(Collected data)
+++++
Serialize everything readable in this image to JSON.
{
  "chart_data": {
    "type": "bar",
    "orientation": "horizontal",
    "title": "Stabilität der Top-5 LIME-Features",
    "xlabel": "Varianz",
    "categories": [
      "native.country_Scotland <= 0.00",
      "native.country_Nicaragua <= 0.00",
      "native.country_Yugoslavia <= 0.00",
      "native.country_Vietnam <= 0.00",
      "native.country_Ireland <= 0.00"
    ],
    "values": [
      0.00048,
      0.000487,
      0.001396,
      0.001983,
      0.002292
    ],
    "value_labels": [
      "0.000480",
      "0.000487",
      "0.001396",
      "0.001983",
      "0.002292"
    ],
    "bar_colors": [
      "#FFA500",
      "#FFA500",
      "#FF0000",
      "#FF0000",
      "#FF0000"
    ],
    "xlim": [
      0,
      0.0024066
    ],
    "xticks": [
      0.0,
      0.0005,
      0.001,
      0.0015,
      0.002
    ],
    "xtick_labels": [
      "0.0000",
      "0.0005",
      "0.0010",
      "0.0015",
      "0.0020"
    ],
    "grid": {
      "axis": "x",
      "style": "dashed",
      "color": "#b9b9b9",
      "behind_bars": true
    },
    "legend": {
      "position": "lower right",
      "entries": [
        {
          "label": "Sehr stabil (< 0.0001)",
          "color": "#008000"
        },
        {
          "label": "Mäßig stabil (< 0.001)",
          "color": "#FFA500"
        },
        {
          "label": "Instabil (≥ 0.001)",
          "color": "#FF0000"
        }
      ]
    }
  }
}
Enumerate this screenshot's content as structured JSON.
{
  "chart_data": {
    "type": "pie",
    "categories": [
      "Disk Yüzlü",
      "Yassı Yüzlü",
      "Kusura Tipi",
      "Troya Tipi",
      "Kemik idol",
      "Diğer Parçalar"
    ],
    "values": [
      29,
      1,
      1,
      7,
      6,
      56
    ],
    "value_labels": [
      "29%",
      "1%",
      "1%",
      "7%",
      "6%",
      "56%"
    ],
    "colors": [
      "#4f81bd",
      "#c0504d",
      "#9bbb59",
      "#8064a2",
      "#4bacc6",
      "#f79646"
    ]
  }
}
+++++
» **AIM**: Print out the whole listing exactly as it appears.

» **THE RESPONSE**:
Serialize everything readable in this image to JSON.
{
  "chart_data": {
    "type": "bar",
    "orientation": "horizontal",
    "title": "Stabilität der Top-5 LIME-Features",
    "xlabel": "Varianz",
    "categories": [
      "native.country_Scotland <= 0.00",
      "native.country_Nicaragua <= 0.00",
      "native.country_Yugoslavia <= 0.00",
      "native.country_Vietnam <= 0.00",
      "native.country_Ireland <= 0.00"
    ],
    "values": [
      0.00048,
      0.000487,
      0.001396,
      0.001983,
      0.002292
    ],
    "value_labels": [
      "0.000480",
      "0.000487",
      "0.001396",
      "0.001983",
      "0.002292"
    ],
    "bar_colors": [
      "#FFA500",
      "#FFA500",
      "#FF0000",
      "#FF0000",
      "#FF0000"
    ],
    "xlim": [
      0,
      0.0024066
    ],
    "xticks": [
      0.0,
      0.0005,
      0.001,
      0.0015,
      0.002
    ],
    "xtick_labels": [
      "0.0000",
      "0.0005",
      "0.0010",
      "0.0015",
      "0.0020"
    ],
    "grid": {
      "axis": "x",
      "style": "dashed",
      "color": "#b9b9b9",
      "behind_bars": true
    },
    "legend": {
      "position": "lower right",
      "entries": [
        {
          "label": "Sehr stabil (< 0.0001)",
          "color": "#008000"
        },
        {
          "label": "Mäßig stabil (< 0.001)",
          "color": "#FFA500"
        },
        {
          "label": "Instabil (≥ 0.001)",
          "color": "#FF0000"
        }
      ]
    }
  }
}
Enumerate this screenshot's content as structured JSON.
{
  "chart_data": {
    "type": "pie",
    "categories": [
      "Disk Yüzlü",
      "Yassı Yüzlü",
      "Kusura Tipi",
      "Troya Tipi",
      "Kemik idol",
      "Diğer Parçalar"
    ],
    "values": [
      29,
      1,
      1,
      7,
      6,
      56
    ],
    "value_labels": [
      "29%",
      "1%",
      "1%",
      "7%",
      "6%",
      "56%"
    ],
    "colors": [
      "#4f81bd",
      "#c0504d",
      "#9bbb59",
      "#8064a2",
      "#4bacc6",
      "#f79646"
    ]
  }
}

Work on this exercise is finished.